* Exercise prompt
Copy the lines that follow, keeping every character the same.

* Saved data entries
==*==

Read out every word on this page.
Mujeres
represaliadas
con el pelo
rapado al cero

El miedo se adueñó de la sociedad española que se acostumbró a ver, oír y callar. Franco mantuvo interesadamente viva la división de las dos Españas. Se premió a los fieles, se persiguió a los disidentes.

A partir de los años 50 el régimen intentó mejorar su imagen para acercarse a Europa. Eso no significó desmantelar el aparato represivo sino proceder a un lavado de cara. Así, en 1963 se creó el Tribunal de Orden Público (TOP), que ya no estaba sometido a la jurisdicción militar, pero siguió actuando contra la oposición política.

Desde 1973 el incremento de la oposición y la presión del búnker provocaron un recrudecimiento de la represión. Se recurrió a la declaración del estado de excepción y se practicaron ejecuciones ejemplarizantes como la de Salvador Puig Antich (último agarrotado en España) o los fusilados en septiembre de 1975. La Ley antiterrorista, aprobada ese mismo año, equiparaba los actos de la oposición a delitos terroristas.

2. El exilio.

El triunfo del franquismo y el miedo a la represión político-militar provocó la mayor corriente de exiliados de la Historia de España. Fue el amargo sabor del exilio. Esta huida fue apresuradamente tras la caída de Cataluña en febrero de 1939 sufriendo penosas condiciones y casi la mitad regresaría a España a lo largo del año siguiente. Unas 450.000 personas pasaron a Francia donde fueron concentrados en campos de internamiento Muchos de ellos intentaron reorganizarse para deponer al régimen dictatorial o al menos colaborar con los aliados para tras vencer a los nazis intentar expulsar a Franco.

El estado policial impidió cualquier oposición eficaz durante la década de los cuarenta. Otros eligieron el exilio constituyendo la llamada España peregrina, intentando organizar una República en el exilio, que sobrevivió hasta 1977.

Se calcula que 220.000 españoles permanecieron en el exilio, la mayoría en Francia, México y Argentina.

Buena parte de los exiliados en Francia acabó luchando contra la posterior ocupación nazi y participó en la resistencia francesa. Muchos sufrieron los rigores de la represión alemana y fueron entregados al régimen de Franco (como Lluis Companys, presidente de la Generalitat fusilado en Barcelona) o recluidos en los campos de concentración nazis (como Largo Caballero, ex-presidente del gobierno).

==*==

* Problem solution
Read out every word on this page.
Mujeres
represaliadas
con el pelo
rapado al cero

El miedo se adueñó de la sociedad española que se acostumbró a ver, oír y callar. Franco mantuvo interesadamente viva la división de las dos Españas. Se premió a los fieles, se persiguió a los disidentes.

A partir de los años 50 el régimen intentó mejorar su imagen para acercarse a Europa. Eso no significó desmantelar el aparato represivo sino proceder a un lavado de cara. Así, en 1963 se creó el Tribunal de Orden Público (TOP), que ya no estaba sometido a la jurisdicción militar, pero siguió actuando contra la oposición política.

Desde 1973 el incremento de la oposición y la presión del búnker provocaron un recrudecimiento de la represión. Se recurrió a la declaración del estado de excepción y se practicaron ejecuciones ejemplarizantes como la de Salvador Puig Antich (último agarrotado en España) o los fusilados en septiembre de 1975. La Ley antiterrorista, aprobada ese mismo año, equiparaba los actos de la oposición a delitos terroristas.

2. El exilio.

El triunfo del franquismo y el miedo a la represión político-militar provocó la mayor corriente de exiliados de la Historia de España. Fue el amargo sabor del exilio. Esta huida fue apresuradamente tras la caída de Cataluña en febrero de 1939 sufriendo penosas condiciones y casi la mitad regresaría a España a lo largo del año siguiente. Unas 450.000 personas pasaron a Francia donde fueron concentrados en campos de internamiento Muchos de ellos intentaron reorganizarse para deponer al régimen dictatorial o al menos colaborar con los aliados para tras vencer a los nazis intentar expulsar a Franco.

El estado policial impidió cualquier oposición eficaz durante la década de los cuarenta. Otros eligieron el exilio constituyendo la llamada España peregrina, intentando organizar una República en el exilio, que sobrevivió hasta 1977.

Se calcula que 220.000 españoles permanecieron en el exilio, la mayoría en Francia, México y Argentina.

Buena parte de los exiliados en Francia acabó luchando contra la posterior ocupación nazi y participó en la resistencia francesa. Muchos sufrieron los rigores de la represión alemana y fueron entregados al régimen de Franco (como Lluis Companys, presidente de la Generalitat fusilado en Barcelona) o recluidos en los campos de concentración nazis (como Largo Caballero, ex-presidente del gobierno).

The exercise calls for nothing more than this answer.